Take the material below and write it all out again exactly.

▸ Dataset extract
══════════
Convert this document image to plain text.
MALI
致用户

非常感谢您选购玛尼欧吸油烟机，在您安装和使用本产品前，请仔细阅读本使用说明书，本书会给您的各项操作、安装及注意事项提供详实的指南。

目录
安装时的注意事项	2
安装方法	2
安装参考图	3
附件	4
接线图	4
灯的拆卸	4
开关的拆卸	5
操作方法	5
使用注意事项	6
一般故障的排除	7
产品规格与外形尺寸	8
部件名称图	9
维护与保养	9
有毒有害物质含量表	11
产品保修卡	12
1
══════════
▸ Solution to this exercise
Convert this document image to plain text.
MALI
致用户

非常感谢您选购玛尼欧吸油烟机，在您安装和使用本产品前，请仔细阅读本使用说明书，本书会给您的各项操作、安装及注意事项提供详实的指南。

目录
安装时的注意事项	2
安装方法	2
安装参考图	3
附件	4
接线图	4
灯的拆卸	4
开关的拆卸	5
操作方法	5
使用注意事项	6
一般故障的排除	7
产品规格与外形尺寸	8
部件名称图	9
维护与保养	9
有毒有害物质含量表	11
产品保修卡	12
1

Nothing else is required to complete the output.